[Records]
---------------

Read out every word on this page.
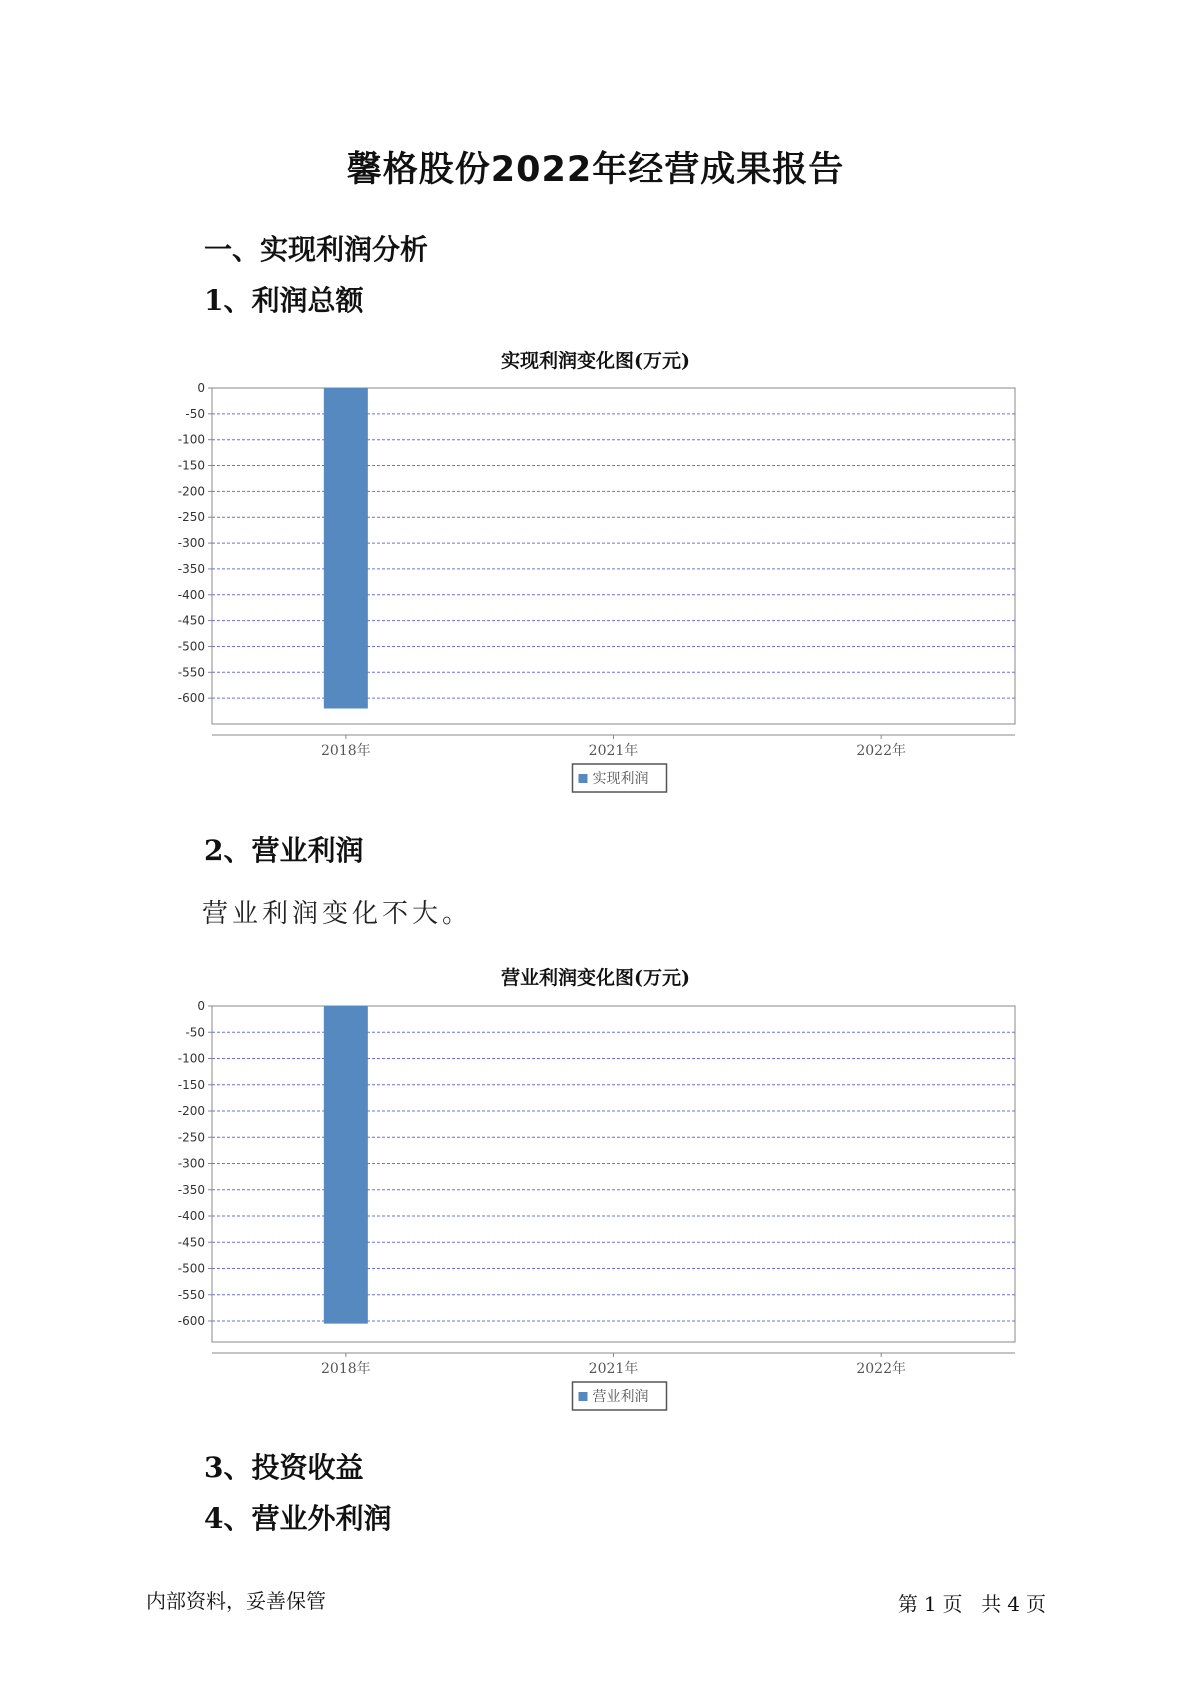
馨格股份2022年经营成果报告
一、实现利润分析
1、利润总额
实现利润变化图(万元)
0
-50
-100
-150
-200
-250
-300
-350
-400
-450
-500
-550
-600
2018年	2021年	2022年
实现利润
2、营业利润
营业利润变化不大。
营业利润变化图(万元)
0
-50
-100
-150
-200
-250
-300
-350
-400
-450
-500
-550
-600
2018年	2021年	2022年
营业利润
3、投资收益
4、营业外利润
内部资料，妥善保管	第 1 页 共 4 页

---------------

WHAT IS ASKED ::
Repeat the material above in full and unchanged, minus its images.

FINAL ANSWER ::
Read out every word on this page.
馨格股份2022年经营成果报告
一、实现利润分析
1、利润总额
实现利润变化图(万元)
0
-50
-100
-150
-200
-250
-300
-350
-400
-450
-500
-550
-600
2018年	2021年	2022年
实现利润
2、营业利润
营业利润变化不大。
营业利润变化图(万元)
0
-50
-100
-150
-200
-250
-300
-350
-400
-450
-500
-550
-600
2018年	2021年	2022年
营业利润
3、投资收益
4、营业外利润
内部资料，妥善保管	第 1 页 共 4 页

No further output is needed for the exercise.